--- START OF Provided material ---

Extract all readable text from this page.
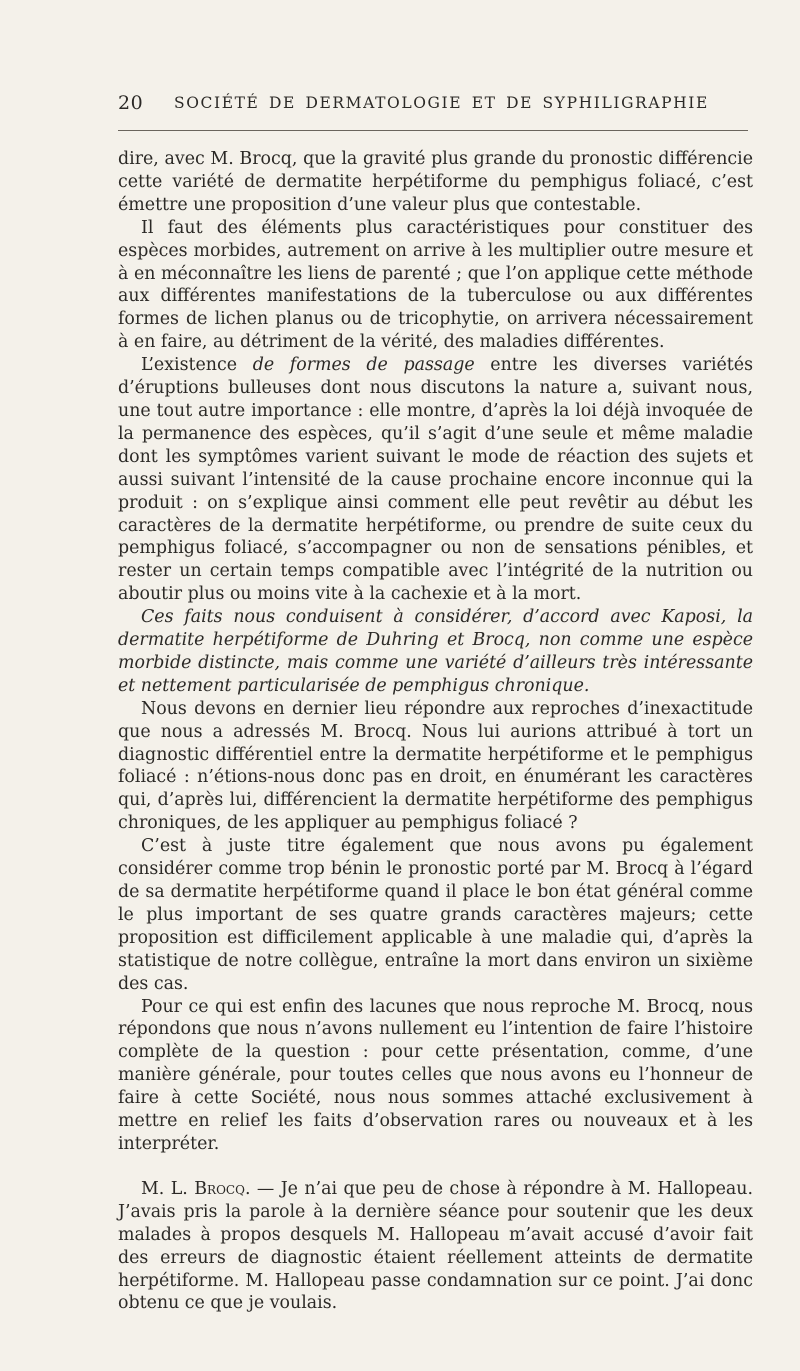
20 SOCIÉTÉ DE DERMATOLOGIE ET DE SYPHILIGRAPHIE

dire, avec M. Brocq, que la gravité plus grande du pronostic différencie cette variété de dermatite herpétiforme du pemphigus foliacé, c’est émettre une proposition d’une valeur plus que contestable.

Il faut des éléments plus caractéristiques pour constituer des espèces morbides, autrement on arrive à les multiplier outre mesure et à en méconnaître les liens de parenté ; que l’on applique cette méthode aux différentes manifestations de la tuberculose ou aux différentes formes de lichen planus ou de tricophytie, on arrivera nécessairement à en faire, au détriment de la vérité, des maladies différentes.

L’existence de formes de passage entre les diverses variétés d’éruptions bulleuses dont nous discutons la nature a, suivant nous, une tout autre importance : elle montre, d’après la loi déjà invoquée de la permanence des espèces, qu’il s’agit d’une seule et même maladie dont les symptômes varient suivant le mode de réaction des sujets et aussi suivant l’intensité de la cause prochaine encore inconnue qui la produit : on s’explique ainsi comment elle peut revêtir au début les caractères de la dermatite herpétiforme, ou prendre de suite ceux du pemphigus foliacé, s’accompagner ou non de sensations pénibles, et rester un certain temps compatible avec l’intégrité de la nutrition ou aboutir plus ou moins vite à la cachexie et à la mort.

Ces faits nous conduisent à considérer, d’accord avec Kaposi, la dermatite herpétiforme de Duhring et Brocq, non comme une espèce morbide distincte, mais comme une variété d’ailleurs très intéressante et nettement particularisée de pemphigus chronique.

Nous devons en dernier lieu répondre aux reproches d’inexactitude que nous a adressés M. Brocq. Nous lui aurions attribué à tort un diagnostic différentiel entre la dermatite herpétiforme et le pemphigus foliacé : n’étions-nous donc pas en droit, en énumérant les caractères qui, d’après lui, différencient la dermatite herpétiforme des pemphigus chroniques, de les appliquer au pemphigus foliacé ?

C’est à juste titre également que nous avons pu également considérer comme trop bénin le pronostic porté par M. Brocq à l’égard de sa dermatite herpétiforme quand il place le bon état général comme le plus important de ses quatre grands caractères majeurs; cette proposition est difficilement applicable à une maladie qui, d’après la statistique de notre collègue, entraîne la mort dans environ un sixième des cas.

Pour ce qui est enfin des lacunes que nous reproche M. Brocq, nous répondons que nous n’avons nullement eu l’intention de faire l’histoire complète de la question : pour cette présentation, comme, d’une manière générale, pour toutes celles que nous avons eu l’honneur de faire à cette Société, nous nous sommes attaché exclusivement à mettre en relief les faits d’observation rares ou nouveaux et à les interpréter.

M. L. Brocq. — Je n’ai que peu de chose à répondre à M. Hallopeau. J’avais pris la parole à la dernière séance pour soutenir que les deux malades à propos desquels M. Hallopeau m’avait accusé d’avoir fait des erreurs de diagnostic étaient réellement atteints de dermatite herpétiforme. M. Hallopeau passe condamnation sur ce point. J’ai donc obtenu ce que je voulais.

--- END OF Provided material ---

**Your goal:**
Reply with the number of lines in the data that include the string "proposition" and nothing else.

**Solution:**
2